# Stated task
Write out the material again word for word, dropping any images it holds.

# Records provided
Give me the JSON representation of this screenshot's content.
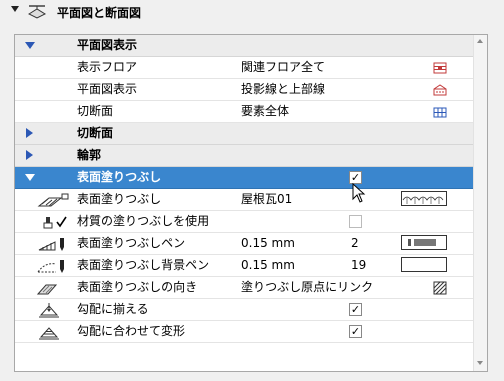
{
  "header": {
    "title": "平面図と断面図"
  },
  "rows": [
    {
      "label": "平面図表示"
    },
    {
      "label": "表示フロア",
      "value": "関連フロア全て"
    },
    {
      "label": "平面図表示",
      "value": "投影線と上部線"
    },
    {
      "label": "切断面",
      "value": "要素全体"
    },
    {
      "label": "切断面"
    },
    {
      "label": "輪郭"
    },
    {
      "label": "表面塗りつぶし",
      "checked": true
    },
    {
      "label": "表面塗りつぶし",
      "value": "屋根瓦01"
    },
    {
      "label": "材質の塗りつぶしを使用",
      "checked": false
    },
    {
      "label": "表面塗りつぶしペン",
      "value": "0.15 mm",
      "num": "2"
    },
    {
      "label": "表面塗りつぶし背景ペン",
      "value": "0.15 mm",
      "num": "19"
    },
    {
      "label": "表面塗りつぶしの向き",
      "value": "塗りつぶし原点にリンク"
    },
    {
      "label": "勾配に揃える",
      "checked": true
    },
    {
      "label": "勾配に合わせて変形",
      "checked": true
    }
  ],
  "colors": {
    "selection": "#3a86ce",
    "group_bg": "#ececec",
    "accent": "#2c58b5",
    "icon_red": "#c23a3a",
    "icon_blue": "#2b58b8"
  }
}
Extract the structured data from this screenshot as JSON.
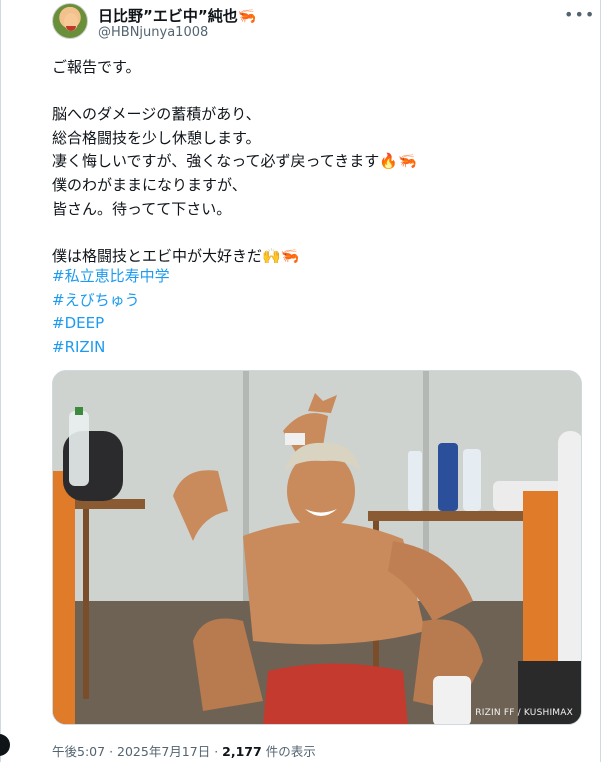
{
  "tweet": {
    "display_name": "日比野”エビ中”純也",
    "name_emoji": "🦐",
    "handle": "@HBNjunya1008",
    "more_icon": "•••",
    "body": "ご報告です。\n\n脳へのダメージの蓄積があり、\n総合格闘技を少し休憩します。\n凄く悔しいですが、強くなって必ず戻ってきます🔥🦐\n僕のわがままになりますが、\n皆さん。待ってて下さい。\n\n僕は格闘技とエビ中が大好きだ🙌🦐",
    "hashtags": [
      "#私立恵比寿中学",
      "#えびちゅう",
      "#DEEP",
      "#RIZIN"
    ],
    "photo_credit": "RIZIN FF / KUSHIMAX",
    "time": "午後5:07",
    "separator": "·",
    "date": "2025年7月17日",
    "views_count": "2,177",
    "views_suffix": "件の表示"
  },
  "colors": {
    "link": "#1d9bf0",
    "secondary_text": "#536471",
    "primary_text": "#0f1419"
  }
}
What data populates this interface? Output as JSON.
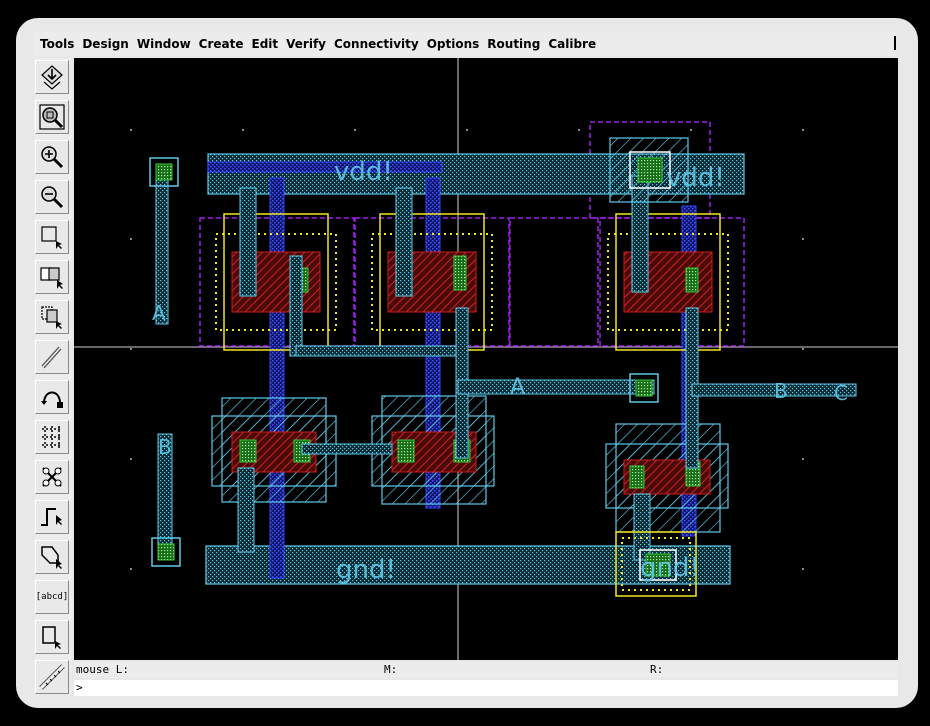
{
  "menu": {
    "items": [
      "Tools",
      "Design",
      "Window",
      "Create",
      "Edit",
      "Verify",
      "Connectivity",
      "Options",
      "Routing",
      "Calibre"
    ]
  },
  "toolbar": {
    "tools": [
      {
        "name": "save-tool",
        "icon": "save-icon"
      },
      {
        "name": "fit-tool",
        "icon": "zoom-fit-icon"
      },
      {
        "name": "zoom-in-tool",
        "icon": "zoom-in-icon"
      },
      {
        "name": "zoom-out-tool",
        "icon": "zoom-out-icon"
      },
      {
        "name": "stretch-tool",
        "icon": "stretch-icon"
      },
      {
        "name": "copy-tool",
        "icon": "copy-icon"
      },
      {
        "name": "move-tool",
        "icon": "move-icon"
      },
      {
        "name": "delete-tool",
        "icon": "delete-icon"
      },
      {
        "name": "undo-tool",
        "icon": "undo-icon"
      },
      {
        "name": "ruler-tool",
        "icon": "ruler-icon"
      },
      {
        "name": "properties-tool",
        "icon": "properties-icon"
      },
      {
        "name": "path-tool",
        "icon": "path-icon"
      },
      {
        "name": "polygon-tool",
        "icon": "polygon-icon"
      },
      {
        "name": "label-tool",
        "icon": "label-icon",
        "label": "[abcd]"
      },
      {
        "name": "rectangle-tool",
        "icon": "rectangle-icon"
      },
      {
        "name": "measure-tool",
        "icon": "measure-icon"
      }
    ]
  },
  "layout": {
    "labels": {
      "vdd_left": "vdd!",
      "vdd_right": "vdd!",
      "gnd_left": "gnd!",
      "gnd_right": "gnd!",
      "pin_a_left": "A",
      "pin_a_mid": "A",
      "pin_b_left": "B",
      "pin_b_right": "B",
      "pin_c_right": "C"
    },
    "colors": {
      "background": "#000000",
      "metal1": "#5ec8e8",
      "poly": "#2a3cff",
      "diffusion": "#c81e1e",
      "contact": "#37c837",
      "nwell": "#a020f0",
      "implant": "#f2e61e"
    }
  },
  "status": {
    "mouse_l": "mouse L:",
    "mouse_m": "M:",
    "mouse_r": "R:"
  },
  "command": {
    "prompt": ">"
  }
}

# Solution
Give me the JSON representation of this screenshot's content.
{
  "header": {
    "title": "平面図と断面図"
  },
  "rows": [
    {
      "label": "平面図表示"
    },
    {
      "label": "表示フロア",
      "value": "関連フロア全て"
    },
    {
      "label": "平面図表示",
      "value": "投影線と上部線"
    },
    {
      "label": "切断面",
      "value": "要素全体"
    },
    {
      "label": "切断面"
    },
    {
      "label": "輪郭"
    },
    {
      "label": "表面塗りつぶし",
      "checked": true
    },
    {
      "label": "表面塗りつぶし",
      "value": "屋根瓦01"
    },
    {
      "label": "材質の塗りつぶしを使用",
      "checked": false
    },
    {
      "label": "表面塗りつぶしペン",
      "value": "0.15 mm",
      "num": "2"
    },
    {
      "label": "表面塗りつぶし背景ペン",
      "value": "0.15 mm",
      "num": "19"
    },
    {
      "label": "表面塗りつぶしの向き",
      "value": "塗りつぶし原点にリンク"
    },
    {
      "label": "勾配に揃える",
      "checked": true
    },
    {
      "label": "勾配に合わせて変形",
      "checked": true
    }
  ],
  "colors": {
    "selection": "#3a86ce",
    "group_bg": "#ececec",
    "accent": "#2c58b5",
    "icon_red": "#c23a3a",
    "icon_blue": "#2b58b8"
  }
}
Extract the structured data from this screenshot as JSON.
{
  "tweet": {
    "display_name": "日比野”エビ中”純也",
    "name_emoji": "🦐",
    "handle": "@HBNjunya1008",
    "more_icon": "•••",
    "body": "ご報告です。\n\n脳へのダメージの蓄積があり、\n総合格闘技を少し休憩します。\n凄く悔しいですが、強くなって必ず戻ってきます🔥🦐\n僕のわがままになりますが、\n皆さん。待ってて下さい。\n\n僕は格闘技とエビ中が大好きだ🙌🦐",
    "hashtags": [
      "#私立恵比寿中学",
      "#えびちゅう",
      "#DEEP",
      "#RIZIN"
    ],
    "photo_credit": "RIZIN FF / KUSHIMAX",
    "time": "午後5:07",
    "separator": "·",
    "date": "2025年7月17日",
    "views_count": "2,177",
    "views_suffix": "件の表示"
  },
  "colors": {
    "link": "#1d9bf0",
    "secondary_text": "#536471",
    "primary_text": "#0f1419"
  }
}
What data populates this interface? Output as JSON.
{
  "menu": {
    "items": [
      "Tools",
      "Design",
      "Window",
      "Create",
      "Edit",
      "Verify",
      "Connectivity",
      "Options",
      "Routing",
      "Calibre"
    ]
  },
  "toolbar": {
    "tools": [
      {
        "name": "save-tool",
        "icon": "save-icon"
      },
      {
        "name": "fit-tool",
        "icon": "zoom-fit-icon"
      },
      {
        "name": "zoom-in-tool",
        "icon": "zoom-in-icon"
      },
      {
        "name": "zoom-out-tool",
        "icon": "zoom-out-icon"
      },
      {
        "name": "stretch-tool",
        "icon": "stretch-icon"
      },
      {
        "name": "copy-tool",
        "icon": "copy-icon"
      },
      {
        "name": "move-tool",
        "icon": "move-icon"
      },
      {
        "name": "delete-tool",
        "icon": "delete-icon"
      },
      {
        "name": "undo-tool",
        "icon": "undo-icon"
      },
      {
        "name": "ruler-tool",
        "icon": "ruler-icon"
      },
      {
        "name": "properties-tool",
        "icon": "properties-icon"
      },
      {
        "name": "path-tool",
        "icon": "path-icon"
      },
      {
        "name": "polygon-tool",
        "icon": "polygon-icon"
      },
      {
        "name": "label-tool",
        "icon": "label-icon",
        "label": "[abcd]"
      },
      {
        "name": "rectangle-tool",
        "icon": "rectangle-icon"
      },
      {
        "name": "measure-tool",
        "icon": "measure-icon"
      }
    ]
  },
  "layout": {
    "labels": {
      "vdd_left": "vdd!",
      "vdd_right": "vdd!",
      "gnd_left": "gnd!",
      "gnd_right": "gnd!",
      "pin_a_left": "A",
      "pin_a_mid": "A",
      "pin_b_left": "B",
      "pin_b_right": "B",
      "pin_c_right": "C"
    },
    "colors": {
      "background": "#000000",
      "metal1": "#5ec8e8",
      "poly": "#2a3cff",
      "diffusion": "#c81e1e",
      "contact": "#37c837",
      "nwell": "#a020f0",
      "implant": "#f2e61e"
    }
  },
  "status": {
    "mouse_l": "mouse L:",
    "mouse_m": "M:",
    "mouse_r": "R:"
  },
  "command": {
    "prompt": ">"
  }
}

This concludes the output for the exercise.